- [Aim of the task] Extract the records in full, leaving every picture out.

**** Extracted data ****

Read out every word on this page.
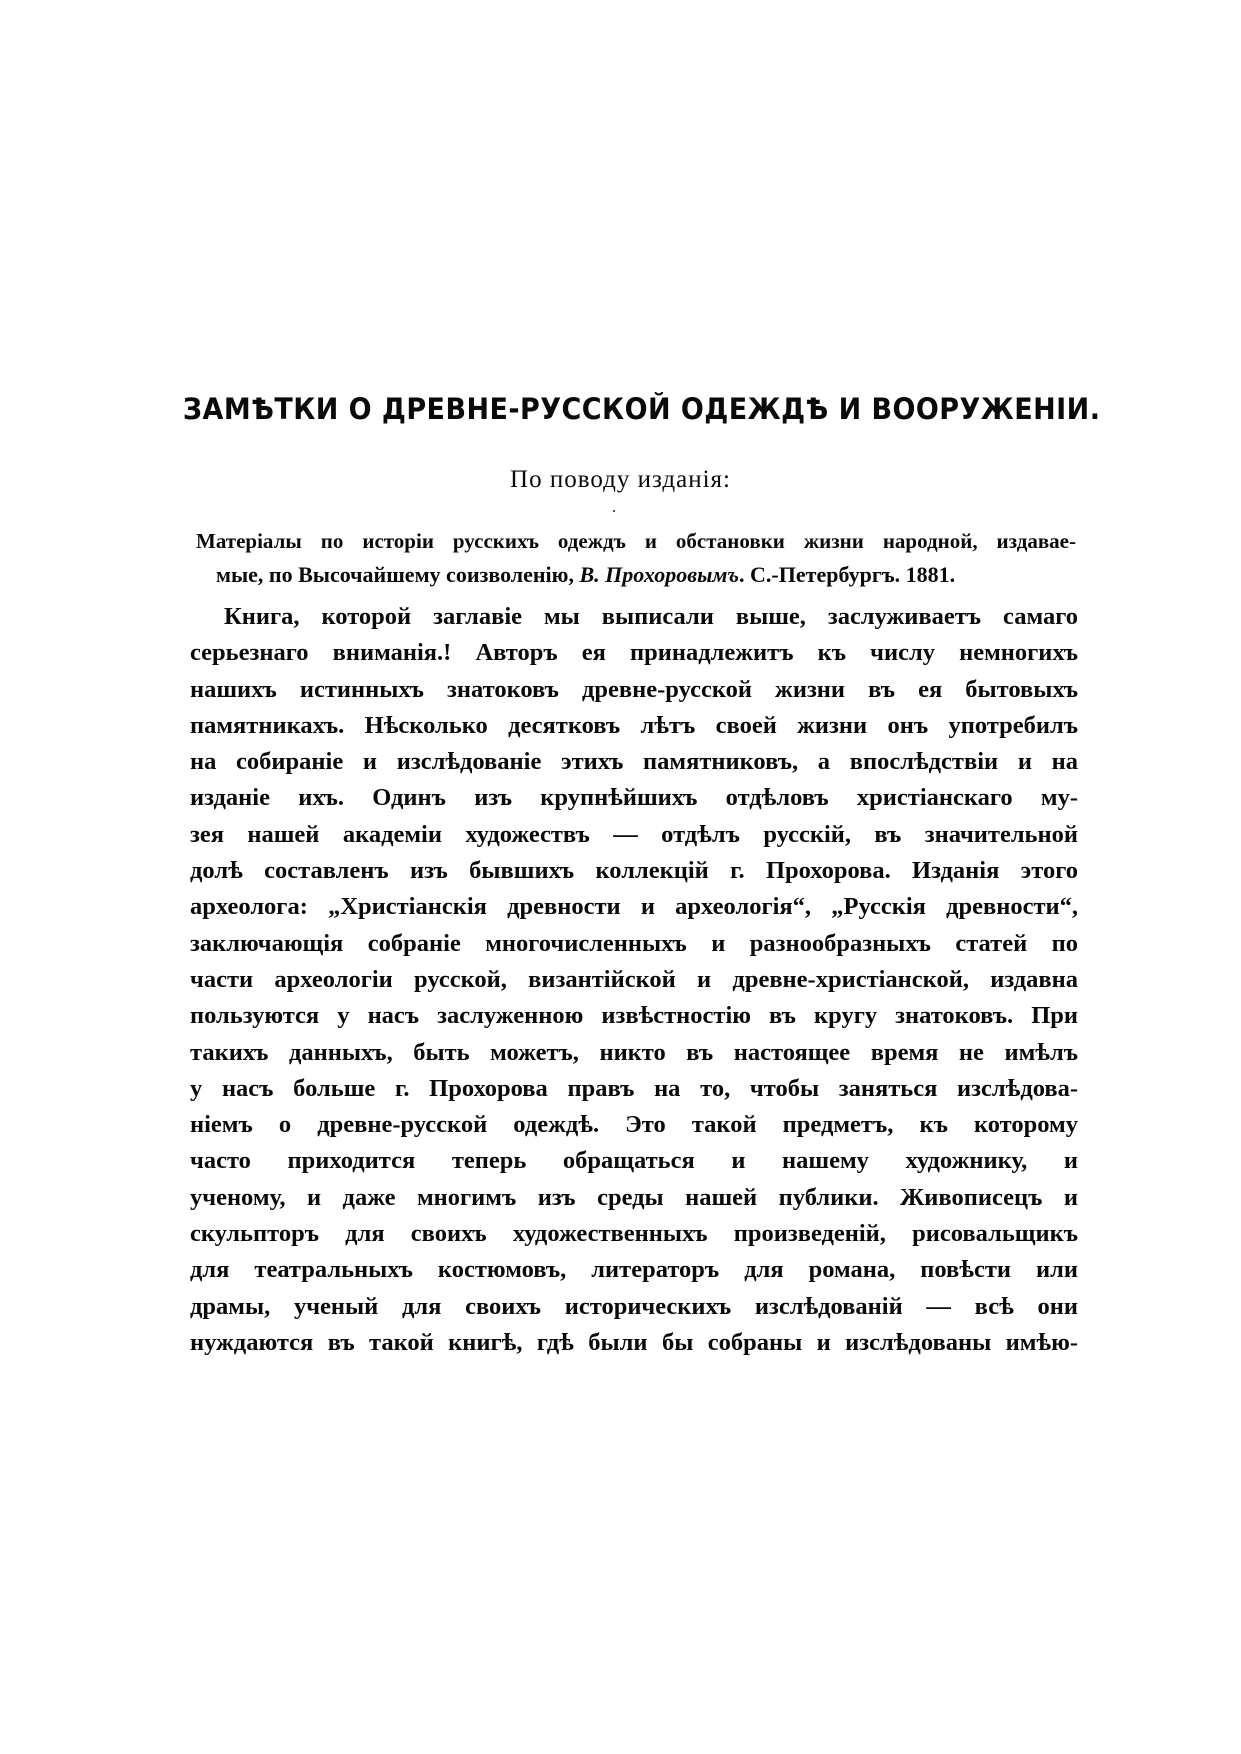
ЗАМѢТКИ О ДРЕВНЕ-РУССКОЙ ОДЕЖДѢ И ВООРУЖЕНІИ.
По поводу изданія:
Матеріалы по исторіи русскихъ одеждъ и обстановки жизни народной, издавае-
мые, по Высочайшему соизволенію, В. Прохоровымъ. С.-Петербургъ. 1881.
Книга, которой заглавіе мы выписали выше, заслуживаетъ самаго
серьезнаго вниманія.! Авторъ ея принадлежитъ къ числу немногихъ
нашихъ истинныхъ знатоковъ древне-русской жизни въ ея бытовыхъ
памятникахъ. Нѣсколько десятковъ лѣтъ своей жизни онъ употребилъ
на собираніе и изслѣдованіе этихъ памятниковъ, а впослѣдствіи и на
изданіе ихъ. Одинъ изъ крупнѣйшихъ отдѣловъ христіанскаго му-
зея нашей академіи художествъ — отдѣлъ русскій, въ значительной
долѣ составленъ изъ бывшихъ коллекцій г. Прохорова. Изданія этого
археолога: „Христіанскія древности и археологія“, „Русскія древности“,
заключающія собраніе многочисленныхъ и разнообразныхъ статей по
части археологіи русской, византійской и древне-христіанской, издавна
пользуются у насъ заслуженною извѣстностію въ кругу знатоковъ. При
такихъ данныхъ, быть можетъ, никто въ настоящее время не имѣлъ
у насъ больше г. Прохорова правъ на то, чтобы заняться изслѣдова-
ніемъ о древне-русской одеждѣ. Это такой предметъ, къ которому
часто приходится теперь обращаться и нашему художнику, и
ученому, и даже многимъ изъ среды нашей публики. Живописецъ и
скульпторъ для своихъ художественныхъ произведеній, рисовальщикъ
для театральныхъ костюмовъ, литераторъ для романа, повѣсти или
драмы, ученый для своихъ историческихъ изслѣдованій — всѣ они
нуждаются въ такой книгѣ, гдѣ были бы собраны и изслѣдованы имѣю-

****

- [Exercise response]
Read out every word on this page.
ЗАМѢТКИ О ДРЕВНЕ-РУССКОЙ ОДЕЖДѢ И ВООРУЖЕНІИ.
По поводу изданія:
Матеріалы по исторіи русскихъ одеждъ и обстановки жизни народной, издавае-
мые, по Высочайшему соизволенію, В. Прохоровымъ. С.-Петербургъ. 1881.
Книга, которой заглавіе мы выписали выше, заслуживаетъ самаго
серьезнаго вниманія.! Авторъ ея принадлежитъ къ числу немногихъ
нашихъ истинныхъ знатоковъ древне-русской жизни въ ея бытовыхъ
памятникахъ. Нѣсколько десятковъ лѣтъ своей жизни онъ употребилъ
на собираніе и изслѣдованіе этихъ памятниковъ, а впослѣдствіи и на
изданіе ихъ. Одинъ изъ крупнѣйшихъ отдѣловъ христіанскаго му-
зея нашей академіи художествъ — отдѣлъ русскій, въ значительной
долѣ составленъ изъ бывшихъ коллекцій г. Прохорова. Изданія этого
археолога: „Христіанскія древности и археологія“, „Русскія древности“,
заключающія собраніе многочисленныхъ и разнообразныхъ статей по
части археологіи русской, византійской и древне-христіанской, издавна
пользуются у насъ заслуженною извѣстностію въ кругу знатоковъ. При
такихъ данныхъ, быть можетъ, никто въ настоящее время не имѣлъ
у насъ больше г. Прохорова правъ на то, чтобы заняться изслѣдова-
ніемъ о древне-русской одеждѣ. Это такой предметъ, къ которому
часто приходится теперь обращаться и нашему художнику, и
ученому, и даже многимъ изъ среды нашей публики. Живописецъ и
скульпторъ для своихъ художественныхъ произведеній, рисовальщикъ
для театральныхъ костюмовъ, литераторъ для романа, повѣсти или
драмы, ученый для своихъ историческихъ изслѣдованій — всѣ они
нуждаются въ такой книгѣ, гдѣ были бы собраны и изслѣдованы имѣю-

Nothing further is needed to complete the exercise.